— Exercise task —
Each record needs to be echoed exactly; can you do that?

— Stored data entries —
--- BEGIN ---

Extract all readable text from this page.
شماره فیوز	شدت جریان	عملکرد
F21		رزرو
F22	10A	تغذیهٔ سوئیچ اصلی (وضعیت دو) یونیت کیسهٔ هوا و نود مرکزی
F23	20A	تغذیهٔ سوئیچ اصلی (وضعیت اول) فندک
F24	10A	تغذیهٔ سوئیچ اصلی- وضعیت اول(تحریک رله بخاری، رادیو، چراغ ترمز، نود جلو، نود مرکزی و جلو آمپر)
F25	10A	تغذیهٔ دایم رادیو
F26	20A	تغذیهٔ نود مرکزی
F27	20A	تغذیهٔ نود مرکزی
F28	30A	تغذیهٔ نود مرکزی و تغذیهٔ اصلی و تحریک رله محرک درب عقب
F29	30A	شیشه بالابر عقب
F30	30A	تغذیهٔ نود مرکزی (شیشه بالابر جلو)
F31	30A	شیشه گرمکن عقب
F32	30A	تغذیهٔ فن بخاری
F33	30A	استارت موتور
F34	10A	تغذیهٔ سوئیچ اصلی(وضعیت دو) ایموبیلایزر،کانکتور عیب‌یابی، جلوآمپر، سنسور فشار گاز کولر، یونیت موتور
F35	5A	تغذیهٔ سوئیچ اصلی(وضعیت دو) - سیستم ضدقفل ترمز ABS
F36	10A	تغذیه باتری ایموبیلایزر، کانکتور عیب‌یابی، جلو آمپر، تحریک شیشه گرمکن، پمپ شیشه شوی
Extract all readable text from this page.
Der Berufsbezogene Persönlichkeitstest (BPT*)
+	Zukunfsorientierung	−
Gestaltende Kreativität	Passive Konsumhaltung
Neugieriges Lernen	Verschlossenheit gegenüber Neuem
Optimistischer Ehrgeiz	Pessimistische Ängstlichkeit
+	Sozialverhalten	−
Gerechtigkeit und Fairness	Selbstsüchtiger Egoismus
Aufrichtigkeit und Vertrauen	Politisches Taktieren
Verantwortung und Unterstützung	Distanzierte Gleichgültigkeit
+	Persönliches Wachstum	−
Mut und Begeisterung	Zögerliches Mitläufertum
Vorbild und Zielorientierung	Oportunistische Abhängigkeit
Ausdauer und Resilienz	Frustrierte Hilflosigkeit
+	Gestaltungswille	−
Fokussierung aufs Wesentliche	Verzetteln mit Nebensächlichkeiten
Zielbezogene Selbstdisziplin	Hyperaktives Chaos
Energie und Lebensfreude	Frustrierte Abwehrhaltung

--- END ---

— Written answer —
Extract all readable text from this page.
شماره فیوز	شدت جریان	عملکرد
F21		رزرو
F22	10A	تغذیهٔ سوئیچ اصلی (وضعیت دو) یونیت کیسهٔ هوا و نود مرکزی
F23	20A	تغذیهٔ سوئیچ اصلی (وضعیت اول) فندک
F24	10A	تغذیهٔ سوئیچ اصلی- وضعیت اول(تحریک رله بخاری، رادیو، چراغ ترمز، نود جلو، نود مرکزی و جلو آمپر)
F25	10A	تغذیهٔ دایم رادیو
F26	20A	تغذیهٔ نود مرکزی
F27	20A	تغذیهٔ نود مرکزی
F28	30A	تغذیهٔ نود مرکزی و تغذیهٔ اصلی و تحریک رله محرک درب عقب
F29	30A	شیشه بالابر عقب
F30	30A	تغذیهٔ نود مرکزی (شیشه بالابر جلو)
F31	30A	شیشه گرمکن عقب
F32	30A	تغذیهٔ فن بخاری
F33	30A	استارت موتور
F34	10A	تغذیهٔ سوئیچ اصلی(وضعیت دو) ایموبیلایزر،کانکتور عیب‌یابی، جلوآمپر، سنسور فشار گاز کولر، یونیت موتور
F35	5A	تغذیهٔ سوئیچ اصلی(وضعیت دو) - سیستم ضدقفل ترمز ABS
F36	10A	تغذیه باتری ایموبیلایزر، کانکتور عیب‌یابی، جلو آمپر، تحریک شیشه گرمکن، پمپ شیشه شوی
Extract all readable text from this page.
Der Berufsbezogene Persönlichkeitstest (BPT*)
+	Zukunfsorientierung	−
Gestaltende Kreativität	Passive Konsumhaltung
Neugieriges Lernen	Verschlossenheit gegenüber Neuem
Optimistischer Ehrgeiz	Pessimistische Ängstlichkeit
+	Sozialverhalten	−
Gerechtigkeit und Fairness	Selbstsüchtiger Egoismus
Aufrichtigkeit und Vertrauen	Politisches Taktieren
Verantwortung und Unterstützung	Distanzierte Gleichgültigkeit
+	Persönliches Wachstum	−
Mut und Begeisterung	Zögerliches Mitläufertum
Vorbild und Zielorientierung	Oportunistische Abhängigkeit
Ausdauer und Resilienz	Frustrierte Hilflosigkeit
+	Gestaltungswille	−
Fokussierung aufs Wesentliche	Verzetteln mit Nebensächlichkeiten
Zielbezogene Selbstdisziplin	Hyperaktives Chaos
Energie und Lebensfreude	Frustrierte Abwehrhaltung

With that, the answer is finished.